What is expected: Restate the whole listing exactly.

Dataset rows:
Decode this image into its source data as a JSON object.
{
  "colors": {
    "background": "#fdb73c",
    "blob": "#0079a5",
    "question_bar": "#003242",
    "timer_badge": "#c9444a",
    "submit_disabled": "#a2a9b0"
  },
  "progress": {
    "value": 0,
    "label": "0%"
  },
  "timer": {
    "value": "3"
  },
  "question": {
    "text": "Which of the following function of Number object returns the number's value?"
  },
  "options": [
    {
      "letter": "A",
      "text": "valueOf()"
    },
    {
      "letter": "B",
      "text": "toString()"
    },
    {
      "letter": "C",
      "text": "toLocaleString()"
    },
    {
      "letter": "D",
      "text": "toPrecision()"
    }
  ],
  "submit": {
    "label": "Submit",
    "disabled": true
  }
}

Final answer:
Decode this image into its source data as a JSON object.
{
  "colors": {
    "background": "#fdb73c",
    "blob": "#0079a5",
    "question_bar": "#003242",
    "timer_badge": "#c9444a",
    "submit_disabled": "#a2a9b0"
  },
  "progress": {
    "value": 0,
    "label": "0%"
  },
  "timer": {
    "value": "3"
  },
  "question": {
    "text": "Which of the following function of Number object returns the number's value?"
  },
  "options": [
    {
      "letter": "A",
      "text": "valueOf()"
    },
    {
      "letter": "B",
      "text": "toString()"
    },
    {
      "letter": "C",
      "text": "toLocaleString()"
    },
    {
      "letter": "D",
      "text": "toPrecision()"
    }
  ],
  "submit": {
    "label": "Submit",
    "disabled": true
  }
}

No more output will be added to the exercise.